◆ Goal of the exercise
Go through the listing and write out all of it exactly.

◆ Data lines

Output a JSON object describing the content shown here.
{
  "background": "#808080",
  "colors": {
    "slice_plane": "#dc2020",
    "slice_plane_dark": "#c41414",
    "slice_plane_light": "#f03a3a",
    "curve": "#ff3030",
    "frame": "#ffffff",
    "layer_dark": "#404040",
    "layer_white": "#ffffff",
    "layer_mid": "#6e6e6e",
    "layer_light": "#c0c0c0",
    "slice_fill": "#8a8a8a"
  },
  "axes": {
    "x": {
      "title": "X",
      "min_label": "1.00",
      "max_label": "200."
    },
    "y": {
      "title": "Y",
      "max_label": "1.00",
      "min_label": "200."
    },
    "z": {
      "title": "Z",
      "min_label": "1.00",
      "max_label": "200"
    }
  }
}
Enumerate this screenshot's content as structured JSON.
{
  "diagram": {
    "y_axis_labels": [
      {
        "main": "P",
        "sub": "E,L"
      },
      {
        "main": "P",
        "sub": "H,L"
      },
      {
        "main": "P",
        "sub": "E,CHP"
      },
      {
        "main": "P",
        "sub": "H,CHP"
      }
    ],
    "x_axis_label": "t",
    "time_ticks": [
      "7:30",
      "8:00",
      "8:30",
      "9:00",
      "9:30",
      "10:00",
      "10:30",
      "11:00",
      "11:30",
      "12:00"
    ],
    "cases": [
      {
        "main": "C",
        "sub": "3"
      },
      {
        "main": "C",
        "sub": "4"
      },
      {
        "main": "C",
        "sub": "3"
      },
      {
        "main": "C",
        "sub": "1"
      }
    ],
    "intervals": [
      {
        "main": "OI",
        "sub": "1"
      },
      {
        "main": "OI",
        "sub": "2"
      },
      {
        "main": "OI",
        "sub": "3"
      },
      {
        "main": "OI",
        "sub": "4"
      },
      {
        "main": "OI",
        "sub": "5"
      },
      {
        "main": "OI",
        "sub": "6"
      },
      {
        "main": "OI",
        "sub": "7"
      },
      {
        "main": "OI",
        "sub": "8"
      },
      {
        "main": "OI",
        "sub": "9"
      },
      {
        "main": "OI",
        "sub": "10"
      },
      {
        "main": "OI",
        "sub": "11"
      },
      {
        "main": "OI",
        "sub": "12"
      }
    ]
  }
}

◆ Result of the task
Output a JSON object describing the content shown here.
{
  "background": "#808080",
  "colors": {
    "slice_plane": "#dc2020",
    "slice_plane_dark": "#c41414",
    "slice_plane_light": "#f03a3a",
    "curve": "#ff3030",
    "frame": "#ffffff",
    "layer_dark": "#404040",
    "layer_white": "#ffffff",
    "layer_mid": "#6e6e6e",
    "layer_light": "#c0c0c0",
    "slice_fill": "#8a8a8a"
  },
  "axes": {
    "x": {
      "title": "X",
      "min_label": "1.00",
      "max_label": "200."
    },
    "y": {
      "title": "Y",
      "max_label": "1.00",
      "min_label": "200."
    },
    "z": {
      "title": "Z",
      "min_label": "1.00",
      "max_label": "200"
    }
  }
}
Enumerate this screenshot's content as structured JSON.
{
  "diagram": {
    "y_axis_labels": [
      {
        "main": "P",
        "sub": "E,L"
      },
      {
        "main": "P",
        "sub": "H,L"
      },
      {
        "main": "P",
        "sub": "E,CHP"
      },
      {
        "main": "P",
        "sub": "H,CHP"
      }
    ],
    "x_axis_label": "t",
    "time_ticks": [
      "7:30",
      "8:00",
      "8:30",
      "9:00",
      "9:30",
      "10:00",
      "10:30",
      "11:00",
      "11:30",
      "12:00"
    ],
    "cases": [
      {
        "main": "C",
        "sub": "3"
      },
      {
        "main": "C",
        "sub": "4"
      },
      {
        "main": "C",
        "sub": "3"
      },
      {
        "main": "C",
        "sub": "1"
      }
    ],
    "intervals": [
      {
        "main": "OI",
        "sub": "1"
      },
      {
        "main": "OI",
        "sub": "2"
      },
      {
        "main": "OI",
        "sub": "3"
      },
      {
        "main": "OI",
        "sub": "4"
      },
      {
        "main": "OI",
        "sub": "5"
      },
      {
        "main": "OI",
        "sub": "6"
      },
      {
        "main": "OI",
        "sub": "7"
      },
      {
        "main": "OI",
        "sub": "8"
      },
      {
        "main": "OI",
        "sub": "9"
      },
      {
        "main": "OI",
        "sub": "10"
      },
      {
        "main": "OI",
        "sub": "11"
      },
      {
        "main": "OI",
        "sub": "12"
      }
    ]
  }
}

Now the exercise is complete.